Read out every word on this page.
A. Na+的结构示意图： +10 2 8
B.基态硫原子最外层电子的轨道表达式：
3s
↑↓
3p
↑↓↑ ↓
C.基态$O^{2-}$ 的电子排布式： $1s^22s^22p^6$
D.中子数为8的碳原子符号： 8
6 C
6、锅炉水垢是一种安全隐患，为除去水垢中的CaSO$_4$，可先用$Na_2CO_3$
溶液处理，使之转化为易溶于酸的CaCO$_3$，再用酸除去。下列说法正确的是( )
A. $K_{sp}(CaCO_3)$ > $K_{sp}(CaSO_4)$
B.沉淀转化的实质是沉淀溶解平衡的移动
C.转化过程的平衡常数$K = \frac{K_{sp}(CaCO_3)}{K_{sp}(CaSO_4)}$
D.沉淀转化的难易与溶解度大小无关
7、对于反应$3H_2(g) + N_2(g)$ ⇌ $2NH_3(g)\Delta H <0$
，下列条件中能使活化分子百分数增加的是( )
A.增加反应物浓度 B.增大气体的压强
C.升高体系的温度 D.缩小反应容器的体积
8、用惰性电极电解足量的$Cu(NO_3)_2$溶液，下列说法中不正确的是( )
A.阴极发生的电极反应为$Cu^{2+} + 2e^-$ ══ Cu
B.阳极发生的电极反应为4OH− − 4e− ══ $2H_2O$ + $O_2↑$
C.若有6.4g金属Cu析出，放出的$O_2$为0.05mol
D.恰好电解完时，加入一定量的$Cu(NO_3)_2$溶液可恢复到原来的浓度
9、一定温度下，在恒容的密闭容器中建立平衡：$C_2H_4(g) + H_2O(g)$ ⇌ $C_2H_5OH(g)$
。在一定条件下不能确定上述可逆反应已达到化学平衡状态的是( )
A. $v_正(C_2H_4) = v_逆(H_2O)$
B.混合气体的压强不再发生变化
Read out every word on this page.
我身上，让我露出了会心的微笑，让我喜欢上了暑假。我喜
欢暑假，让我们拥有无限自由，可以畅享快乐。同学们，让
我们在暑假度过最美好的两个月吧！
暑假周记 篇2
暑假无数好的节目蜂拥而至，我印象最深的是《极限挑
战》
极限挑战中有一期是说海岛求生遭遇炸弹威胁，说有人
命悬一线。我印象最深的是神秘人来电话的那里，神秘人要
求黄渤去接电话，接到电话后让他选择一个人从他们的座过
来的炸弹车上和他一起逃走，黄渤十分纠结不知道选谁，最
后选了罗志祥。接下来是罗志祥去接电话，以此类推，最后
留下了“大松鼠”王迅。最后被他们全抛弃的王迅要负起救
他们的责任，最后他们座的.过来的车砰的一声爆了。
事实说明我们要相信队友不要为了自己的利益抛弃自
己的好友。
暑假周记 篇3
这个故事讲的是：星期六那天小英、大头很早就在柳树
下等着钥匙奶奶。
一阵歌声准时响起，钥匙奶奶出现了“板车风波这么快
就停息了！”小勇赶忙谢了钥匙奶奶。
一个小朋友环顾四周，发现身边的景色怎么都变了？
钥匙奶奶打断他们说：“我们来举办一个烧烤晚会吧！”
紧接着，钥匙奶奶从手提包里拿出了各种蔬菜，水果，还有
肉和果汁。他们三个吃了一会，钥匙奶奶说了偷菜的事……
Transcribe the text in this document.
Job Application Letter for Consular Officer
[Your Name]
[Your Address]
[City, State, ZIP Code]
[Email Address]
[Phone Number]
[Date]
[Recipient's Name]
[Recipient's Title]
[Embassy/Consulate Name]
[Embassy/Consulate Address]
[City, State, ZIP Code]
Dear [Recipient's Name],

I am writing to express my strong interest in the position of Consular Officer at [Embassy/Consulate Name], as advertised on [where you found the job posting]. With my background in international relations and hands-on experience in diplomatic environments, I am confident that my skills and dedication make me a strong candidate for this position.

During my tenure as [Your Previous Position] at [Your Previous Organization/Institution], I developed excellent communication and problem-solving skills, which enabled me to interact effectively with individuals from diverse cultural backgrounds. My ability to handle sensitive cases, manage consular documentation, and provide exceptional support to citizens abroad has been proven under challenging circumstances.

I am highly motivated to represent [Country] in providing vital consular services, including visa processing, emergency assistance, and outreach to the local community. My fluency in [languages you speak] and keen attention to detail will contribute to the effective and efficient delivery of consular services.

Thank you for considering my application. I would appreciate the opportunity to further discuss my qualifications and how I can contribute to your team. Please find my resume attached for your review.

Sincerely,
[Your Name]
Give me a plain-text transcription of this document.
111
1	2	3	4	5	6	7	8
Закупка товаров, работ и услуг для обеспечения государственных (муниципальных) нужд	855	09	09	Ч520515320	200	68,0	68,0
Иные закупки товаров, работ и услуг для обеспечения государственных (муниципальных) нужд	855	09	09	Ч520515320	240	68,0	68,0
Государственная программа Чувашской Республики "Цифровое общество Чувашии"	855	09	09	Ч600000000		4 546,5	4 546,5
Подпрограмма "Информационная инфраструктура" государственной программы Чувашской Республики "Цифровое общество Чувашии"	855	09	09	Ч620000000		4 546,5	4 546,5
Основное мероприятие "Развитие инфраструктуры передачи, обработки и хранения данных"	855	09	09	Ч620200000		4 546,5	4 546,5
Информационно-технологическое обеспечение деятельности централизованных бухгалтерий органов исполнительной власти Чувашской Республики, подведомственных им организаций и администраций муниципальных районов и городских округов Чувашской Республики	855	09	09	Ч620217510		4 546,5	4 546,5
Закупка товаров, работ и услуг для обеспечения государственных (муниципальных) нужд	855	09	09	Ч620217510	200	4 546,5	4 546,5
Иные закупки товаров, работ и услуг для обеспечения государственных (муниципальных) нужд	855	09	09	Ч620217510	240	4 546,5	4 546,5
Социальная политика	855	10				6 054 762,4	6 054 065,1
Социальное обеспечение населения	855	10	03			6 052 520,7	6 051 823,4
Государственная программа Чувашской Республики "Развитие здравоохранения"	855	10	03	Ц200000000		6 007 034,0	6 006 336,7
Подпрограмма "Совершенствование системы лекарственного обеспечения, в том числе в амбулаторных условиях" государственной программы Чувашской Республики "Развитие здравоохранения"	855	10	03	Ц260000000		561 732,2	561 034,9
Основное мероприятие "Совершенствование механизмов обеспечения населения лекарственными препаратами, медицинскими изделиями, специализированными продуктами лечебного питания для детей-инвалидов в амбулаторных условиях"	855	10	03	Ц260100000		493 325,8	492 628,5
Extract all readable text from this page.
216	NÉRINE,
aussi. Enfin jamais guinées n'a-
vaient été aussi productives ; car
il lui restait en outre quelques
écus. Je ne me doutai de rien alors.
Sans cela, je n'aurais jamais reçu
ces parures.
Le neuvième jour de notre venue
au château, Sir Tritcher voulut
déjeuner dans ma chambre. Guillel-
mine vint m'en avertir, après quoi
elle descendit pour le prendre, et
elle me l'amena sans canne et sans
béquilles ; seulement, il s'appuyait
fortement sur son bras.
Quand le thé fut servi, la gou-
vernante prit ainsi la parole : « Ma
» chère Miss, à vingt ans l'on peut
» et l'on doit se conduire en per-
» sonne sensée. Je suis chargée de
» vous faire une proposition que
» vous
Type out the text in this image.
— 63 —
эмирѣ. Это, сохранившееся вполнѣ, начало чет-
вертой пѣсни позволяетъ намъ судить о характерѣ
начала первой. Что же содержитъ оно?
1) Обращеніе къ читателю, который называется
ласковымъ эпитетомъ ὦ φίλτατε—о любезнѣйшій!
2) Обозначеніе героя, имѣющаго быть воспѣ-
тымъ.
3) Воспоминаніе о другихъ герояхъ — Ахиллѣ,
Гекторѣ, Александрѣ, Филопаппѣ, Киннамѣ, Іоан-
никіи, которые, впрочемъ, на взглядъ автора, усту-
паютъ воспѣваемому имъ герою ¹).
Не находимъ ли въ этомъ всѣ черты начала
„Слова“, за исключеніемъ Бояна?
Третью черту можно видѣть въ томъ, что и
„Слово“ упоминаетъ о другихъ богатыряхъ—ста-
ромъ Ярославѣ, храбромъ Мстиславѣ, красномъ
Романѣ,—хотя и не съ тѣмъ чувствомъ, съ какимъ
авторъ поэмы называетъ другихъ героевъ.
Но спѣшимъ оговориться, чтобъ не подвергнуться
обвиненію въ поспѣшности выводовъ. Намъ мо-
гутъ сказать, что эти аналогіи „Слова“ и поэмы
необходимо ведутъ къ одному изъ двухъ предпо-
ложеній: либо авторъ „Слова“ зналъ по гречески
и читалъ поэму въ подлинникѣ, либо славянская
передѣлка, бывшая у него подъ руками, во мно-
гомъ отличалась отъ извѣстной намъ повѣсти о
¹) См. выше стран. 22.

▸ **WORK REQUIRED**
How many of the lines above include the string "общество"? Answer with the number only.

▸ **EXERCISE RESULT**
2